# start of Supplied records

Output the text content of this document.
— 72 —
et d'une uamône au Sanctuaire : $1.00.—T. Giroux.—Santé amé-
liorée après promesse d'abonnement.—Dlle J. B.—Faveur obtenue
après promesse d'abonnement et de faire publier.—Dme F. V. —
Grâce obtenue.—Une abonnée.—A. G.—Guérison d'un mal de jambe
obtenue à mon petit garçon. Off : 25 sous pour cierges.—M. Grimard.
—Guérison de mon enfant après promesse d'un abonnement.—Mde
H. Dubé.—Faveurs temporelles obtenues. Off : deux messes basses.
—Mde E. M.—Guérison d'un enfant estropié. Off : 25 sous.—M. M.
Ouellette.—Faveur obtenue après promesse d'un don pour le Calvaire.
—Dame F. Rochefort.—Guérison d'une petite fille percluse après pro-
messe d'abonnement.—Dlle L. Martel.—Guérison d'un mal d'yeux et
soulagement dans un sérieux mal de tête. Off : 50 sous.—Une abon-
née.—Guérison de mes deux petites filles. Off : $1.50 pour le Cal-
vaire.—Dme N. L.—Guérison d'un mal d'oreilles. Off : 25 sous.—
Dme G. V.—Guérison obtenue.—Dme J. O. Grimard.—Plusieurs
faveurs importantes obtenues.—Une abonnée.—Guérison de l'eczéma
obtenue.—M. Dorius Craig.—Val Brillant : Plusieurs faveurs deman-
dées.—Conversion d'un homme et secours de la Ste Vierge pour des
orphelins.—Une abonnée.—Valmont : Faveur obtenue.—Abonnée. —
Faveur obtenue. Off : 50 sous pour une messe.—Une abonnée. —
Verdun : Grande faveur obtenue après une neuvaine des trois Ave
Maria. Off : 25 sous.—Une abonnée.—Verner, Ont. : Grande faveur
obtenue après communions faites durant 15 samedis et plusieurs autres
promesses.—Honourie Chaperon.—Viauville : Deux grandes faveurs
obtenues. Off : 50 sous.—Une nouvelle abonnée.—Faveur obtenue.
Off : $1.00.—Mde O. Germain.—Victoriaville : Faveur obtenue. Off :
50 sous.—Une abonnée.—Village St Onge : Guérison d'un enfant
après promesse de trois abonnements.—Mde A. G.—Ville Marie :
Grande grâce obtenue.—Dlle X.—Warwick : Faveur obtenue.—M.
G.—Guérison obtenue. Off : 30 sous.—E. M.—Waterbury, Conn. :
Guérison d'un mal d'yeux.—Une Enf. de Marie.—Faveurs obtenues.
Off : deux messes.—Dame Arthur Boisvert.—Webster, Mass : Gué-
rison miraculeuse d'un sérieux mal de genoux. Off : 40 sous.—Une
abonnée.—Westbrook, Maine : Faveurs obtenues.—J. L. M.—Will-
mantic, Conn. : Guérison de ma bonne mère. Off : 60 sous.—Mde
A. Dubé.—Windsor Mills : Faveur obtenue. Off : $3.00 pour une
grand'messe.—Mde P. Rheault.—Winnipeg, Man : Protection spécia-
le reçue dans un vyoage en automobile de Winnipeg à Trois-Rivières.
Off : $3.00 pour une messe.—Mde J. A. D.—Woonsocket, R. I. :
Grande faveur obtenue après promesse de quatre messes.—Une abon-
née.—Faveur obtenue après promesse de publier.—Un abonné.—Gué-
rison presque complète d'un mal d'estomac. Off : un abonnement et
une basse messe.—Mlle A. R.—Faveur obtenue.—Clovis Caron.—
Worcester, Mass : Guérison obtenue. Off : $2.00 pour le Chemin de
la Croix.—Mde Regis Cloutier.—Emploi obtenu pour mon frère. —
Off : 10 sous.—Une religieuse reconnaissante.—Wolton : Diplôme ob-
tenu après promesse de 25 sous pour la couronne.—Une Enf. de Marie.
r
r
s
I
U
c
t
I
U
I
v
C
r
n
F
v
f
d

# end of Supplied records

Exercise: Find every line in the records that contains the word "Dlle"; copy those lines.

Exercise response:
liorée après promesse d'abonnement.—Dlle J. B.—Faveur obtenue
messe d'abonnement.—Dlle L. Martel.—Guérison d'un mal d'yeux et
Grande grâce obtenue.—Dlle X.—Warwick : Faveur obtenue.—M.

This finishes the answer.